[EXERCISE DATA]

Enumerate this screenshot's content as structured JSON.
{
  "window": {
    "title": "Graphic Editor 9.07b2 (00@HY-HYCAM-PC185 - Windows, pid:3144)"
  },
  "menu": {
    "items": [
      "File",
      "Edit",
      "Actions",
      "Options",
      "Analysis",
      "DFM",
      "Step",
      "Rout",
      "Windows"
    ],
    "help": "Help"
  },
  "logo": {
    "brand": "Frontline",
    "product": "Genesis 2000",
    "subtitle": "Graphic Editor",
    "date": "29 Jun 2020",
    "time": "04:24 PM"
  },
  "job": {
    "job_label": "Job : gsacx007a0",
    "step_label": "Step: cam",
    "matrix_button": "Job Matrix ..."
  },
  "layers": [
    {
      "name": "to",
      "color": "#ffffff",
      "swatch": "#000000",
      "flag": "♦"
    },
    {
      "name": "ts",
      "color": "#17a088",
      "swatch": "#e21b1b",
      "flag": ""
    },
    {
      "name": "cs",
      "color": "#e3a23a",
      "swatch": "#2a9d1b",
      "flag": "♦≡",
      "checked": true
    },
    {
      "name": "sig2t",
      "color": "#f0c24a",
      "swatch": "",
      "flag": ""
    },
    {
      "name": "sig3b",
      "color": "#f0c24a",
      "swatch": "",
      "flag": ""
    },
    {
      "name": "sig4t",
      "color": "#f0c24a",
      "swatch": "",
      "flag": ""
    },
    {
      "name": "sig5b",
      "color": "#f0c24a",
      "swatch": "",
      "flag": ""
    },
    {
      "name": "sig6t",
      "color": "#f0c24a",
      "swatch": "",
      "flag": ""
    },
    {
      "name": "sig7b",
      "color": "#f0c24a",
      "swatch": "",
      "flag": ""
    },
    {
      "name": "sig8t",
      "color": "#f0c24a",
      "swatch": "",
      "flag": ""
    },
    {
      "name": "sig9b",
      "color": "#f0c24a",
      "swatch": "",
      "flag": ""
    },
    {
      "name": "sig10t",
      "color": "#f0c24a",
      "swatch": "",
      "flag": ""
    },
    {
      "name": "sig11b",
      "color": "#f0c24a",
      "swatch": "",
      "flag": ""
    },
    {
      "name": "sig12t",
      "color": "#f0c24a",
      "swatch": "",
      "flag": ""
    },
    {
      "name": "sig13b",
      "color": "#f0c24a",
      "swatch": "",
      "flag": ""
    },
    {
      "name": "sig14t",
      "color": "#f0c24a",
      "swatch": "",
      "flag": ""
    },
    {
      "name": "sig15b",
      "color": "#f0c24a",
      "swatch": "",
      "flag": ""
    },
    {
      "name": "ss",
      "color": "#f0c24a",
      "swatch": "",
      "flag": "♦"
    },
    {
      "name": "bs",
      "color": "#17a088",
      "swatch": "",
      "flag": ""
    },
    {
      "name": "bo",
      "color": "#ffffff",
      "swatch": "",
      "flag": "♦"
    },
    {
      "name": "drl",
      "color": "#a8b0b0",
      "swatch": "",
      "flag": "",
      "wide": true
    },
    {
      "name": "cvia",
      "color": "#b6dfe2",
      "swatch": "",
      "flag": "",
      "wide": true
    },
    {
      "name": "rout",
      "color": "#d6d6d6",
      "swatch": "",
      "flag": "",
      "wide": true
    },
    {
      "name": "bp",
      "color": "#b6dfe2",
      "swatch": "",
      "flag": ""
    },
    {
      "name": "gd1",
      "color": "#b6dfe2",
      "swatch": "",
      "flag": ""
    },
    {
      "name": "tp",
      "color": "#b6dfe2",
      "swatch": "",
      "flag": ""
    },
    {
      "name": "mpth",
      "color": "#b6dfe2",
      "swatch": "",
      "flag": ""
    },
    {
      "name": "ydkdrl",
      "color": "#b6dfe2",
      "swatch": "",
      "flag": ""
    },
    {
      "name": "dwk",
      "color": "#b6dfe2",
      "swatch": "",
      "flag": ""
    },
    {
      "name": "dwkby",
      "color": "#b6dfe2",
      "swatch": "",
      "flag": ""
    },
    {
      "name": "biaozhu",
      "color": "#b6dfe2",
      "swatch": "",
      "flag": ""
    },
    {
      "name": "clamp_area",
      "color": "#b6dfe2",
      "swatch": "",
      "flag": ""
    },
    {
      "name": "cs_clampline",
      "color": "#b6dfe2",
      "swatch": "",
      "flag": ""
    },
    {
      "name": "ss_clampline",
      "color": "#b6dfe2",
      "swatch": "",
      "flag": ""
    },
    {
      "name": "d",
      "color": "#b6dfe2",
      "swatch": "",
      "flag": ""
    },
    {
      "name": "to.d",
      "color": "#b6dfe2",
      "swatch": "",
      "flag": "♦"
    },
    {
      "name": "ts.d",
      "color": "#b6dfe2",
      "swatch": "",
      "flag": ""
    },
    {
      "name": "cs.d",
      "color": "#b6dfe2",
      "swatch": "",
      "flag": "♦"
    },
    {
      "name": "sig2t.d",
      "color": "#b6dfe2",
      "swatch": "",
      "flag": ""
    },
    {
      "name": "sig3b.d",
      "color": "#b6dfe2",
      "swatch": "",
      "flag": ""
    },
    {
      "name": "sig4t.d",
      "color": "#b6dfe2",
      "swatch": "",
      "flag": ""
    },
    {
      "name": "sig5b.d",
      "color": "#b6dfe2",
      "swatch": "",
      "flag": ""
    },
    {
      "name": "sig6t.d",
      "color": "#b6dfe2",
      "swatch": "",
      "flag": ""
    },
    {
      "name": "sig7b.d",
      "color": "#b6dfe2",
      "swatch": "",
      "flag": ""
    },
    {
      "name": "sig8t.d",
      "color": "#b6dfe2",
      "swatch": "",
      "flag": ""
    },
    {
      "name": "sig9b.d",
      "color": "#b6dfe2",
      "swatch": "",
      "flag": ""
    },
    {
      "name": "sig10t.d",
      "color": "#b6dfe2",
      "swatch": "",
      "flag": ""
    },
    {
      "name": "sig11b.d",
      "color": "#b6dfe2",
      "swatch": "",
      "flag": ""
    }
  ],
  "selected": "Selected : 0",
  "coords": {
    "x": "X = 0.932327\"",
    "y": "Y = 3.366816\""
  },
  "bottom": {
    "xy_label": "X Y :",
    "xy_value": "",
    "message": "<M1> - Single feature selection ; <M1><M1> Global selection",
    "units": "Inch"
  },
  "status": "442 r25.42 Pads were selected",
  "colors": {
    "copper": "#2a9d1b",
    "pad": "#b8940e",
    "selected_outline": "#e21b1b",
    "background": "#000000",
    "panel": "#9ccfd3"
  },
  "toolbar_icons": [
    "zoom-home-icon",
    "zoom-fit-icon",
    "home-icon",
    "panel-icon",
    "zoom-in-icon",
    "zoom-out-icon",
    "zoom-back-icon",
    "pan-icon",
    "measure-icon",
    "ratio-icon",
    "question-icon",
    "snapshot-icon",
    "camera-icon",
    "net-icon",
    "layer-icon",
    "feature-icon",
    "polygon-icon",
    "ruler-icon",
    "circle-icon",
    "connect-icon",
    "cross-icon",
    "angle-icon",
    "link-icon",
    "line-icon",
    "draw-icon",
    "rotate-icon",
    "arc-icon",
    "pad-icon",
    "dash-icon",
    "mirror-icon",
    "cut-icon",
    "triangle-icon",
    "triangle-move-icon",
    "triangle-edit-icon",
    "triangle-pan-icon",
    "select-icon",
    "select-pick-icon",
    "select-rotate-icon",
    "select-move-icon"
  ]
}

[/EXERCISE DATA]

EXERCISE PROMPT:
In the entries above, find each line with "triangle" and list it.

REPLY:
    "triangle-icon",
    "triangle-move-icon",
    "triangle-edit-icon",
    "triangle-pan-icon",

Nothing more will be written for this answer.